I'm not sure if this title is good..Hope someone could help to change it.
I'm trying to define an molecule
class, and hope it can iterate over its atoms.
I searched how people define an iterable class, and it may look like this:
class molecule(object):
def __init__(self,name):
self.__pointer=0
# ...something else
def __iter__(self):
self.__pointer=0
return self
def __next__(self):
self.__pointer+=1
if self.__pointer<=self.natoms: # self.natoms is defined somewhere
return self[self.__pointer] # suppose __getitem__ is defined to return an atom object
else:
raise StopIteration("Exceeded all atoms")
It works well:
>>> ben=molecule('ben') #defined a molecule
>>> ben.addatom(...) # and defined some atoms
>>> ite=iter(ben)
>>> for atom in ite:
... print(atom)
...
# atom objects are correctly printed here
However, I found it cannot work in two iterators, if they exist simultaneously.

Supplied data:
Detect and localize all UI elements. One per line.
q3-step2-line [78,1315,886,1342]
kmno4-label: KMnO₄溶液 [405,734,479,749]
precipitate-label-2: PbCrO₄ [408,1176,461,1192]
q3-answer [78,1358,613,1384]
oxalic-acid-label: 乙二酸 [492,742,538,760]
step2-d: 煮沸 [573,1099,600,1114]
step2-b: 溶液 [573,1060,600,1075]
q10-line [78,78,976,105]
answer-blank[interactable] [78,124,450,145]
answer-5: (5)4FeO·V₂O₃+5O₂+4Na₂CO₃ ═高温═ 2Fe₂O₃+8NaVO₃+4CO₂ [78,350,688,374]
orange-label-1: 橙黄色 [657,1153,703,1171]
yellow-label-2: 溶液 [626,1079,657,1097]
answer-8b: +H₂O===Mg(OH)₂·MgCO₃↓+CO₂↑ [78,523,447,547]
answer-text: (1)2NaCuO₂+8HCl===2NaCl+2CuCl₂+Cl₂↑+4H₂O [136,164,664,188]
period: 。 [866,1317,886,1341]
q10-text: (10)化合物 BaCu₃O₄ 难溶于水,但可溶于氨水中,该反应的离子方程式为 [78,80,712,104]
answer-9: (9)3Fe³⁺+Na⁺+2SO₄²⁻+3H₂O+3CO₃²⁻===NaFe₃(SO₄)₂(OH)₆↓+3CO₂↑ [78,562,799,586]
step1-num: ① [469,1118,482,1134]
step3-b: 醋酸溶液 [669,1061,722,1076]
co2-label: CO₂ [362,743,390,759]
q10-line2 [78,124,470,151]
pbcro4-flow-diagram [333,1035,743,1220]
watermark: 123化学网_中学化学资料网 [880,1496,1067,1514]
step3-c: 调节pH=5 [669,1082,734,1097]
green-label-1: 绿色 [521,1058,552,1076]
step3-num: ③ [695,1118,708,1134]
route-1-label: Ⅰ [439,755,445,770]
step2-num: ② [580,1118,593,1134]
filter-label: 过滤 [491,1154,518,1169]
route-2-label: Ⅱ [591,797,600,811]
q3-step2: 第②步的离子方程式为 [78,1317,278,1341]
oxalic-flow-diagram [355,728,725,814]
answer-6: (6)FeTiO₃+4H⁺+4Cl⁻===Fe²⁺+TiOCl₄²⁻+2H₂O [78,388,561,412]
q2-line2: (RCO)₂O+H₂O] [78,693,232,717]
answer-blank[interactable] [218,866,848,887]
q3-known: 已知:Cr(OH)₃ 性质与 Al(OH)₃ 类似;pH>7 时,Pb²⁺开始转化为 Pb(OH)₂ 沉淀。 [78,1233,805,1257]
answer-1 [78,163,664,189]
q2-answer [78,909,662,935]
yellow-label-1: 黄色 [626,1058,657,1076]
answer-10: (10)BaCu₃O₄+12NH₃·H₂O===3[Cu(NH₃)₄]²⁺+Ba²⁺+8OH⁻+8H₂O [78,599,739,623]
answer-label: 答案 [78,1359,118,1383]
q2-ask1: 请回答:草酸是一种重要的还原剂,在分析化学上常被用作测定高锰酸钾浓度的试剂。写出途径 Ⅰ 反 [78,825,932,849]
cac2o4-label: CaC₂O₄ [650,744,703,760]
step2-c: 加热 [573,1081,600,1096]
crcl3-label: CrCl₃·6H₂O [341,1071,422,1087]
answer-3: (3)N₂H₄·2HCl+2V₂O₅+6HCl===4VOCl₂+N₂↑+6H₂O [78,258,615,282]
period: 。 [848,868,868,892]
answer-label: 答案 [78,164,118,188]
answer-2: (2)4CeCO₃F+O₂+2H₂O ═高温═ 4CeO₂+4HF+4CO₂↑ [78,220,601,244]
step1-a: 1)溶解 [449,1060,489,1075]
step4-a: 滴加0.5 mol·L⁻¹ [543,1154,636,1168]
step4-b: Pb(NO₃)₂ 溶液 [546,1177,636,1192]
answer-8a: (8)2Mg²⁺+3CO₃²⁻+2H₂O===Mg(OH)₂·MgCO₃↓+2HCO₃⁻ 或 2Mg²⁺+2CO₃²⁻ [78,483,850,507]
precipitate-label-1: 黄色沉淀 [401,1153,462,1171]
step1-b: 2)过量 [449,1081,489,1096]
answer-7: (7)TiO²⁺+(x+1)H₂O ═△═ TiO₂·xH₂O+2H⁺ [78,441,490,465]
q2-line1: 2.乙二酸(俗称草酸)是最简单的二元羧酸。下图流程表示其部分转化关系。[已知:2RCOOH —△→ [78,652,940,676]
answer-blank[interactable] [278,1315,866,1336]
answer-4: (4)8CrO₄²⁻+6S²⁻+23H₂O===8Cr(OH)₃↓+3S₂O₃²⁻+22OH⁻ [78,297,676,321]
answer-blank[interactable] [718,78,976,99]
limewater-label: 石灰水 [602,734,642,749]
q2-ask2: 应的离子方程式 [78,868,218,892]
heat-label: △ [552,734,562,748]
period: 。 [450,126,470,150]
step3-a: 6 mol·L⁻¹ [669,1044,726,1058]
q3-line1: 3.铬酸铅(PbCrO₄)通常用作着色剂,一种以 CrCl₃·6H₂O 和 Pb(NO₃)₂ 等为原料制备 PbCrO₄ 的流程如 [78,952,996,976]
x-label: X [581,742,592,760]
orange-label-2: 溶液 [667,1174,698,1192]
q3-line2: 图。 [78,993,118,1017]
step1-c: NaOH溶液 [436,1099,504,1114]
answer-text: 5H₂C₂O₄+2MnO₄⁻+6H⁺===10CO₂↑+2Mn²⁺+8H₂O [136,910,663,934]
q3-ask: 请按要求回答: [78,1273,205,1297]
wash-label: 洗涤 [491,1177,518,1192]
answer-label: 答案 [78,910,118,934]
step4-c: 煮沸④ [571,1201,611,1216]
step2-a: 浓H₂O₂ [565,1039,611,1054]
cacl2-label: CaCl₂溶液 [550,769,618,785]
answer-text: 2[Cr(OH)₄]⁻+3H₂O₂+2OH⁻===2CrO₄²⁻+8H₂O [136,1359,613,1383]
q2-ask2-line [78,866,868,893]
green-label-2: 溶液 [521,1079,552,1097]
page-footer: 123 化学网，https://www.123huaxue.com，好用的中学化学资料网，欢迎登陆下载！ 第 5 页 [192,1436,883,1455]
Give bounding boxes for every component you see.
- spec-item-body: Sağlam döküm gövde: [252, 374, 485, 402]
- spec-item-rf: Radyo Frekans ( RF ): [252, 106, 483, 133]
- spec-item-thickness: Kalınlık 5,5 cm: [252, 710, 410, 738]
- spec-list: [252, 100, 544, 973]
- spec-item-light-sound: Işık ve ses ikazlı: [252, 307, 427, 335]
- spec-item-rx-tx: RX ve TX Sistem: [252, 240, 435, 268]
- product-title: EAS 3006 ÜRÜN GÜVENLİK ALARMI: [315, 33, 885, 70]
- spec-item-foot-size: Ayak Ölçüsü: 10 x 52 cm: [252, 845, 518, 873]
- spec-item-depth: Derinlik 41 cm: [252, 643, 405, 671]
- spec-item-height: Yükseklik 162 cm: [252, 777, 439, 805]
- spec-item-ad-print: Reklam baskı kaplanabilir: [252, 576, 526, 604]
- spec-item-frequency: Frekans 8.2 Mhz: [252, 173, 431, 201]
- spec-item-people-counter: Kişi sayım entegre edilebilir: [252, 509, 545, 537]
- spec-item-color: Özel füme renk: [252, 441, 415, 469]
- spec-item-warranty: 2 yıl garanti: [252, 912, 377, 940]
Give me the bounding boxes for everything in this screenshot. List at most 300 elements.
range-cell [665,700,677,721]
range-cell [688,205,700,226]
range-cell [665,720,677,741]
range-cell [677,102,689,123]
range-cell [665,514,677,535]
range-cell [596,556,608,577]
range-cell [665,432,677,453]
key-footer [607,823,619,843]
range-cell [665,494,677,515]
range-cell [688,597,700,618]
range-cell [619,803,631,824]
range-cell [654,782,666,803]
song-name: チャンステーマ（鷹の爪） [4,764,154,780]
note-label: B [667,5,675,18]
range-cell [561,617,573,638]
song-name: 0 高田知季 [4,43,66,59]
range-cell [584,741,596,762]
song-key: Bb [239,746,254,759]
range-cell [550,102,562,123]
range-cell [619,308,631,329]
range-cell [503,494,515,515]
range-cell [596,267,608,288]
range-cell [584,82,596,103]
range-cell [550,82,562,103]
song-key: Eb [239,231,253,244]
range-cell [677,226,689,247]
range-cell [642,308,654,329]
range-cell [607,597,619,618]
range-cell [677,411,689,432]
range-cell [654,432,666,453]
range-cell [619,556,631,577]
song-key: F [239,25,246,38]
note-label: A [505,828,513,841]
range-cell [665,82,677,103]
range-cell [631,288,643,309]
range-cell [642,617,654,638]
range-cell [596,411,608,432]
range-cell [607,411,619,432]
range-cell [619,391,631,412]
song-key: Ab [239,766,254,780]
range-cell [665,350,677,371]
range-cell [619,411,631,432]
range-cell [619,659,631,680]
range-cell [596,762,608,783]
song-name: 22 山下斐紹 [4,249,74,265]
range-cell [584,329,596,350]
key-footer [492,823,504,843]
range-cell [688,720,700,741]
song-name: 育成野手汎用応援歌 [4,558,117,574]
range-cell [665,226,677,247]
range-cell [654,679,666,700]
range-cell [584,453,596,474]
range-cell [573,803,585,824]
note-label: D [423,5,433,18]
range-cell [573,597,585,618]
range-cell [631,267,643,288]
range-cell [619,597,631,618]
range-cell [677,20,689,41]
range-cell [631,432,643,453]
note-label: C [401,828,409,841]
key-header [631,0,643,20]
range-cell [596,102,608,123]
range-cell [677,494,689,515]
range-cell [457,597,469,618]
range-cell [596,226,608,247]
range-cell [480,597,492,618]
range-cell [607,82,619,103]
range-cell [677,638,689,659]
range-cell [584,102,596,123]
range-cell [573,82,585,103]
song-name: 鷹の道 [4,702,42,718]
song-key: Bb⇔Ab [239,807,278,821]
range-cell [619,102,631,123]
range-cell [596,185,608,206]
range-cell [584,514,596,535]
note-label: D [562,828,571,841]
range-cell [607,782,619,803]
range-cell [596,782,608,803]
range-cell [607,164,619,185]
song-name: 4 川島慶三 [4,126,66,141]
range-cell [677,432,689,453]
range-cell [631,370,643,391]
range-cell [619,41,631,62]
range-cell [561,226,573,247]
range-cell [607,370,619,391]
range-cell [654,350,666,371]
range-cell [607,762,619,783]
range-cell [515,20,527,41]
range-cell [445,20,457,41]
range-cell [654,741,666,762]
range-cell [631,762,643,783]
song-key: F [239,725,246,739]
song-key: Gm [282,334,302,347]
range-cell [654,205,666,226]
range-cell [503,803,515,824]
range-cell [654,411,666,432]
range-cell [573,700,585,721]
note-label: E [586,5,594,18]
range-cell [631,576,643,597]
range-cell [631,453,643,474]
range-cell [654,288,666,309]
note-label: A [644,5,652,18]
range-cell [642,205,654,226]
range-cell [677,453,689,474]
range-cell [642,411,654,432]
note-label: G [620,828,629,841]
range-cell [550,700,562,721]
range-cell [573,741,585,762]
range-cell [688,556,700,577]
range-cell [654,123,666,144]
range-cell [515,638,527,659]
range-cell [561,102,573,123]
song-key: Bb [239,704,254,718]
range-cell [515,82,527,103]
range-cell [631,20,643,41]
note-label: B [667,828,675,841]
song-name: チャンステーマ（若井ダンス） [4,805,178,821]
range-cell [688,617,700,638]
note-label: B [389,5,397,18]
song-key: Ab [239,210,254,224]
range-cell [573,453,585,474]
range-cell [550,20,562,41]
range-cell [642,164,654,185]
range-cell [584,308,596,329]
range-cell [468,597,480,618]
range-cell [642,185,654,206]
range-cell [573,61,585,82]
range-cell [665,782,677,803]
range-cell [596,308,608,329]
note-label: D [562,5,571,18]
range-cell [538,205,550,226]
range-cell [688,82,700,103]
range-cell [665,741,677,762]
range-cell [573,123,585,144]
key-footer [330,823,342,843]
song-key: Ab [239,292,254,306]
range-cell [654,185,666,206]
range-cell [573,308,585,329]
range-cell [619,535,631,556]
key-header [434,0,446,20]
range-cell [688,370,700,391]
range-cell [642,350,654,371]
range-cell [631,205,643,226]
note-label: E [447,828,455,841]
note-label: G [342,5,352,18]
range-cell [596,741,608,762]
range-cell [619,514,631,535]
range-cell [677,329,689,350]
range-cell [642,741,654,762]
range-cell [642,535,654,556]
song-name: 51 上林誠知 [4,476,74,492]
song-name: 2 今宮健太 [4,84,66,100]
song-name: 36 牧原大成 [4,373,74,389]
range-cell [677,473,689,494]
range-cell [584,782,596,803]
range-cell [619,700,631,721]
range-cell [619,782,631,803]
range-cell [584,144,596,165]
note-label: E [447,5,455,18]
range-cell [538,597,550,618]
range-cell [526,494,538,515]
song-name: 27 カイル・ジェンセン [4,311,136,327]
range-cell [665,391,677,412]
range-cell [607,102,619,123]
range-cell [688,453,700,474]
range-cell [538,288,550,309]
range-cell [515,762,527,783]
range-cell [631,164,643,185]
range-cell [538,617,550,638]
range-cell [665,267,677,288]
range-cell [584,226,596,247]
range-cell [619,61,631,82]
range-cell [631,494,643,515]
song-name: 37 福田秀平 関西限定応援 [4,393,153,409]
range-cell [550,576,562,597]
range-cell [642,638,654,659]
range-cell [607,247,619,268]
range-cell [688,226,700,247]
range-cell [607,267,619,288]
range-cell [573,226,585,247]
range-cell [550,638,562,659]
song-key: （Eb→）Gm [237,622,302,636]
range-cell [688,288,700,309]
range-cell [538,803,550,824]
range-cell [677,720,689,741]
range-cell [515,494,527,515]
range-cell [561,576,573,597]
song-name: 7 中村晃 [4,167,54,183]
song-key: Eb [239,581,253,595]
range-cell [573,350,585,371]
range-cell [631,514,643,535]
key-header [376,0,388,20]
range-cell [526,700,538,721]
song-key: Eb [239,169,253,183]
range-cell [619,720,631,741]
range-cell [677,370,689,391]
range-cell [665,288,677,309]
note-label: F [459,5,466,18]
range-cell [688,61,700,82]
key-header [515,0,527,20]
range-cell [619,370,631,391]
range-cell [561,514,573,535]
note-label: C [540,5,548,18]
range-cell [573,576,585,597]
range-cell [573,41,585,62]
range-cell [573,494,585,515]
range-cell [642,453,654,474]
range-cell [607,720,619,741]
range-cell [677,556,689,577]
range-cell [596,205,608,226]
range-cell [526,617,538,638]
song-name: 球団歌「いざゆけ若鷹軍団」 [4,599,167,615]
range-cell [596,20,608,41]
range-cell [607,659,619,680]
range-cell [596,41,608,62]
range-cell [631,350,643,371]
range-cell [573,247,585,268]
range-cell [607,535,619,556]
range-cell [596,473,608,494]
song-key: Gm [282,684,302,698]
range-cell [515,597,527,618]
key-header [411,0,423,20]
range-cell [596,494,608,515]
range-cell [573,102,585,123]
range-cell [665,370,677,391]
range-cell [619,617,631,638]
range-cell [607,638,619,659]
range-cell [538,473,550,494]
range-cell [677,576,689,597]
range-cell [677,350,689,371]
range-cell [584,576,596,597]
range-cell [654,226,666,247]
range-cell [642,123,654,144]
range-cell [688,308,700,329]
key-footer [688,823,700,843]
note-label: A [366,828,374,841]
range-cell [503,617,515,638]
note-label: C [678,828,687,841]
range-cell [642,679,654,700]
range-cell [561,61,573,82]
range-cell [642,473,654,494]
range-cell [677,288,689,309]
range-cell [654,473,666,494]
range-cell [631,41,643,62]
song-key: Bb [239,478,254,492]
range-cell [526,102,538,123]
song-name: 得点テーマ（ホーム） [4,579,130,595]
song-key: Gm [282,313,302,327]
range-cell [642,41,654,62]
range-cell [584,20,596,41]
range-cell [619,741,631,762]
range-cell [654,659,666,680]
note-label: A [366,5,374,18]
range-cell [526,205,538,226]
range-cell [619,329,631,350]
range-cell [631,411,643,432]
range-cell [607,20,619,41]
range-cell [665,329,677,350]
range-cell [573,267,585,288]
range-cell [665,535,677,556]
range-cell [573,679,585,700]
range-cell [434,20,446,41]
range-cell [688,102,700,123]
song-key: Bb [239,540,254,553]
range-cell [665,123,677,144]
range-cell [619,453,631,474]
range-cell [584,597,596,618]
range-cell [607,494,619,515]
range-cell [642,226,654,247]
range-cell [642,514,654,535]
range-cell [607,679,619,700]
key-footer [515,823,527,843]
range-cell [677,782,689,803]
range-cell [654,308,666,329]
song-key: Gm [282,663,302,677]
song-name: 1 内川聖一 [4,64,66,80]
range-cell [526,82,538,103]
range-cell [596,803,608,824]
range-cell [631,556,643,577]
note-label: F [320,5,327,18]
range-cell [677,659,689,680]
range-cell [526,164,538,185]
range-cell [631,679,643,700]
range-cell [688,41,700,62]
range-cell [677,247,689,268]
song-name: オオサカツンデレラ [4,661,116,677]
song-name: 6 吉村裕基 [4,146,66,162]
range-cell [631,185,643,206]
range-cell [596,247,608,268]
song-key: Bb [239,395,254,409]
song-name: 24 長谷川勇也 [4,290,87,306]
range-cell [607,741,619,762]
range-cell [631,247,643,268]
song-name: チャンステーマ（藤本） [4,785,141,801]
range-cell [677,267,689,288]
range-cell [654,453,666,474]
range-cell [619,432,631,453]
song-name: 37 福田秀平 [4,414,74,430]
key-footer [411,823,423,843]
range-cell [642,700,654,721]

Set of tasks:
(a) Answer these questions from the Python molecule-iteration post:
(i) What exception does the __next__ method raise once every atom has been returned?
(ii) What name is passed to molecule when the example object is created?
(iii) In what situation does the writer say the approach stops working?
(b) Please continue the Python molecule-iteration post, starting after its last sentence.
The records were taken from a separate source.

Your written answers:
(a)
(i) StopIteration("Exceeded all atoms")
(ii) 'ben'
(iii) When two iterators exist at the same time.

(b)
>>> ite=iter(ben)
>>> next(ite)
# atom1
>>> next(ite)
# atom2
>>> ite2=iter(ben)
>>> next(ite)
# atom1 again, where atom3 is expected
>>> next(ite2)
# atom2, where atom1 is expected
This is not a surprise because the two iterators share a same self.__pointer
, so defining a new iterator will renew the pointer to zero.
I had a look at this page How to make class iterable?, and most of them use a self.__pointer
within the class, which raises my question.
I guess if the pointer
be an attribute of the iterator(ite
or ite2
) but not of the iterated object itself (molecule
), then this problem could be solved.
Hope someone can give some help:) Thanks.